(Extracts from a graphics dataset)
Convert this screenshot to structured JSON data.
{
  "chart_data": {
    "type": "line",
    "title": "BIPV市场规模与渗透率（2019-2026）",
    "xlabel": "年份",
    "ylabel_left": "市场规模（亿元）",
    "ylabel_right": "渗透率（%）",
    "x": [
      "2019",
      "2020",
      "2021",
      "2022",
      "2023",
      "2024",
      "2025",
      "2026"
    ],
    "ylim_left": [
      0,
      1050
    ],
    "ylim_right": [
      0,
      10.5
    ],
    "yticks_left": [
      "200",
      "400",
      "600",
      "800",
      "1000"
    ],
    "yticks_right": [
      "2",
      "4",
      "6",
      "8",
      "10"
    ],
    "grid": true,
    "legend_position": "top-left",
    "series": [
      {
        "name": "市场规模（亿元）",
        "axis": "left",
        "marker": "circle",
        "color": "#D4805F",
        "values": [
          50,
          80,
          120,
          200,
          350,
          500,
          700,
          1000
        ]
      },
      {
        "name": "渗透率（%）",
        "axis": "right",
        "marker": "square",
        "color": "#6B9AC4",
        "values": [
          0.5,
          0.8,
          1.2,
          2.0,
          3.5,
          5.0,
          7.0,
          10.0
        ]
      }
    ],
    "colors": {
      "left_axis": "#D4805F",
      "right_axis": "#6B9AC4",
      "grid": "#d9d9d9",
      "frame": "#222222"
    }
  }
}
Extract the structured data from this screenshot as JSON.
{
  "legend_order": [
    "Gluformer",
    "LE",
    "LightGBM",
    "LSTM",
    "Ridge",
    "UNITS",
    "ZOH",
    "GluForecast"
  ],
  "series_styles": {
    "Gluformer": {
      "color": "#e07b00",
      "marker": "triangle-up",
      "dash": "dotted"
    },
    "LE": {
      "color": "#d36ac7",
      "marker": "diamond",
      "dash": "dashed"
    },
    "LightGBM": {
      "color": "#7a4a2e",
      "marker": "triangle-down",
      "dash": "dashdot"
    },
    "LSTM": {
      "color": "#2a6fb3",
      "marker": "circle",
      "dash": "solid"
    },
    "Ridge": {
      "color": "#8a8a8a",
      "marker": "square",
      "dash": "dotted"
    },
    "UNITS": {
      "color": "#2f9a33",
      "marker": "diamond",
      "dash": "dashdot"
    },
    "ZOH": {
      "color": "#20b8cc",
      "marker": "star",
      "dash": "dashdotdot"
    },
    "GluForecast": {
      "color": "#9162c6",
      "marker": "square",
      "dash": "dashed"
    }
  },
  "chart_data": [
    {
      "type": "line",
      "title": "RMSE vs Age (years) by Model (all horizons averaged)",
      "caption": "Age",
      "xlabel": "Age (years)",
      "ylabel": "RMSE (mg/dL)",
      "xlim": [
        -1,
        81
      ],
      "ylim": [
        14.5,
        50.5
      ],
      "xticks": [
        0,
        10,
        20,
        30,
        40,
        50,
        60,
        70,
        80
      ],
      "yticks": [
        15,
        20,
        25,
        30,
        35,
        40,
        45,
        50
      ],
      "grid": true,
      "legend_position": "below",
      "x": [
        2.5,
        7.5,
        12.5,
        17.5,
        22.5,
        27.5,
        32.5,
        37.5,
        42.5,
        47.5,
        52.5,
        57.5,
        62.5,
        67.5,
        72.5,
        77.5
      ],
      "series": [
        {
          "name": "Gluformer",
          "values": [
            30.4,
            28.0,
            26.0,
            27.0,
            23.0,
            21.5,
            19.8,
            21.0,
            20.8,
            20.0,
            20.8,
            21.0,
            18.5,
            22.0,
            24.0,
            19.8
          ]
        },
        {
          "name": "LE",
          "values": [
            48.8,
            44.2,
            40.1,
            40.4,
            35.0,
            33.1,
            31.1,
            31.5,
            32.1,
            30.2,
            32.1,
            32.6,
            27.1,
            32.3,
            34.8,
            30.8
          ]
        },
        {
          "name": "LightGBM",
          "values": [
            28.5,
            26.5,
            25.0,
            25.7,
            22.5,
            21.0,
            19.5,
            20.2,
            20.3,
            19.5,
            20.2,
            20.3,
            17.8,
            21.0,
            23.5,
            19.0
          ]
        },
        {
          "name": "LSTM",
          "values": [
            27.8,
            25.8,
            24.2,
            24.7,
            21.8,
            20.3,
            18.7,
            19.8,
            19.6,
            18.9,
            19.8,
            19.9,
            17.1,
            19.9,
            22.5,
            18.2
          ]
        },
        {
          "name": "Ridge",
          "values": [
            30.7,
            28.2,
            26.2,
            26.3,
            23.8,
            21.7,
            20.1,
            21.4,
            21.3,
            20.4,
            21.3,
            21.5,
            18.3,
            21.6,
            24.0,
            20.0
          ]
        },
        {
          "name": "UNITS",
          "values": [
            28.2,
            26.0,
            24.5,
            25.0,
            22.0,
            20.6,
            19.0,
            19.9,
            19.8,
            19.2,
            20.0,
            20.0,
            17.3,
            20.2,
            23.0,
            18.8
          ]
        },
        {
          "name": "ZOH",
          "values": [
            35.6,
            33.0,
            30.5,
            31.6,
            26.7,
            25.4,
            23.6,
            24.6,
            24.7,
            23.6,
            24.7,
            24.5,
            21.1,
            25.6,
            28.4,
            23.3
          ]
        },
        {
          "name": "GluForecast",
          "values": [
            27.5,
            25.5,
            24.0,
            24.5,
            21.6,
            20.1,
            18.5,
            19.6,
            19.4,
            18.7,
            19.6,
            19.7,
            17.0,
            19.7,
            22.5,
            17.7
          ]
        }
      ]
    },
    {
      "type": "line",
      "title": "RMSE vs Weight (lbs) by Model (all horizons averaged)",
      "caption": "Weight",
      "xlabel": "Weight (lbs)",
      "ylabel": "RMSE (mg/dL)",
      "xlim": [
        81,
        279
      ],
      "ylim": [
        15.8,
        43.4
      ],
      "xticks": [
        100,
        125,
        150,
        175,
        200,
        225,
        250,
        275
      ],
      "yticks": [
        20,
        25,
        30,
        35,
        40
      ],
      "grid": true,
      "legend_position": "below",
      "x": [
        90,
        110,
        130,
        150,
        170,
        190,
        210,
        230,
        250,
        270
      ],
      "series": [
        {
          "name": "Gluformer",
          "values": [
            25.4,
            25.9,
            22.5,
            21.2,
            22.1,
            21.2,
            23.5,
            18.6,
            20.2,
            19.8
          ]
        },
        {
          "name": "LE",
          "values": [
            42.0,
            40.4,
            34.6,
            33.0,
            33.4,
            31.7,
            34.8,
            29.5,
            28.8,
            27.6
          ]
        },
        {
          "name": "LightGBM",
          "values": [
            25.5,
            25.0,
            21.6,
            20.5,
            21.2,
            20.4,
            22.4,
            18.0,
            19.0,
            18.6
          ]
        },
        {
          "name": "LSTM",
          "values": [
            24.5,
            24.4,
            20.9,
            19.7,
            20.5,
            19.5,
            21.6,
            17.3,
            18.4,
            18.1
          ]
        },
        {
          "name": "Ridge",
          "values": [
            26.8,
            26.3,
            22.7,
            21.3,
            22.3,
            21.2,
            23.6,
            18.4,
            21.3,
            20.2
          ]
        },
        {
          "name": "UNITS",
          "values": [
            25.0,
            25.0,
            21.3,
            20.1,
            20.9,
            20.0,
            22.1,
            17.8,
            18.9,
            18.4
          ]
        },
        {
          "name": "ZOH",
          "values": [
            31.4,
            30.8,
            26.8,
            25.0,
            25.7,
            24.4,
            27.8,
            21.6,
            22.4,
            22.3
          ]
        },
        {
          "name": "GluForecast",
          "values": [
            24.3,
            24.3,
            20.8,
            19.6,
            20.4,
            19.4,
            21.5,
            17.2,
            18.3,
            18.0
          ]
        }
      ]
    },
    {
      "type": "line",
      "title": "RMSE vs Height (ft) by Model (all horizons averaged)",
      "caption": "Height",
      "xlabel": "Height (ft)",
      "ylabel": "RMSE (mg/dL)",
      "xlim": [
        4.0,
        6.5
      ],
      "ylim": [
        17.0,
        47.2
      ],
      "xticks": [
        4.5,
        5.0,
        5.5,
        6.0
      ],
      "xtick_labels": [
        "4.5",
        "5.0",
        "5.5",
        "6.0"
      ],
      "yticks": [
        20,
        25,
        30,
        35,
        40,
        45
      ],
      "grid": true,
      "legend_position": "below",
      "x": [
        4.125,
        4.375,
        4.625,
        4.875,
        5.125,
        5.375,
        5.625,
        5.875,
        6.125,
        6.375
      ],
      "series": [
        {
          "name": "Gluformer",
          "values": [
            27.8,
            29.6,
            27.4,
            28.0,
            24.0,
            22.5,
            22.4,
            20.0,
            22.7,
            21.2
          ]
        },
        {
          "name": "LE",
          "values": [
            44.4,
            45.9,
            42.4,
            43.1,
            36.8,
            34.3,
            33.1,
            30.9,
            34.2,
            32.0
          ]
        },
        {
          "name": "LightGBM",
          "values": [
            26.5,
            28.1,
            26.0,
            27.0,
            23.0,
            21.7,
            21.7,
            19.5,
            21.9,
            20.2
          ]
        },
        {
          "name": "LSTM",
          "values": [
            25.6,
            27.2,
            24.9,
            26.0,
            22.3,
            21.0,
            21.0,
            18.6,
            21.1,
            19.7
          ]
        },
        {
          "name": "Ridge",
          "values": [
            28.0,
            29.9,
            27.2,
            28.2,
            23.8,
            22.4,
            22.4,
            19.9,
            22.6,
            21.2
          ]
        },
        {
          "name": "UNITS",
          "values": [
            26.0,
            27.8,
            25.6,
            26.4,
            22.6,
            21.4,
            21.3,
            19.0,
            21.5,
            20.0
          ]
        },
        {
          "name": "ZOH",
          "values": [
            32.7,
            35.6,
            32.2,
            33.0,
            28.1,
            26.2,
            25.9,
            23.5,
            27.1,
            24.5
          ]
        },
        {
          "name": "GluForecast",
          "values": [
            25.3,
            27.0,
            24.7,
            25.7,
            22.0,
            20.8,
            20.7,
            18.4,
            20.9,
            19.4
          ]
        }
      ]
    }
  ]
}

# Task to carry out
How many lines in the listing contain "triangle"? Answer with the number alone.

# Answer to the exercise
2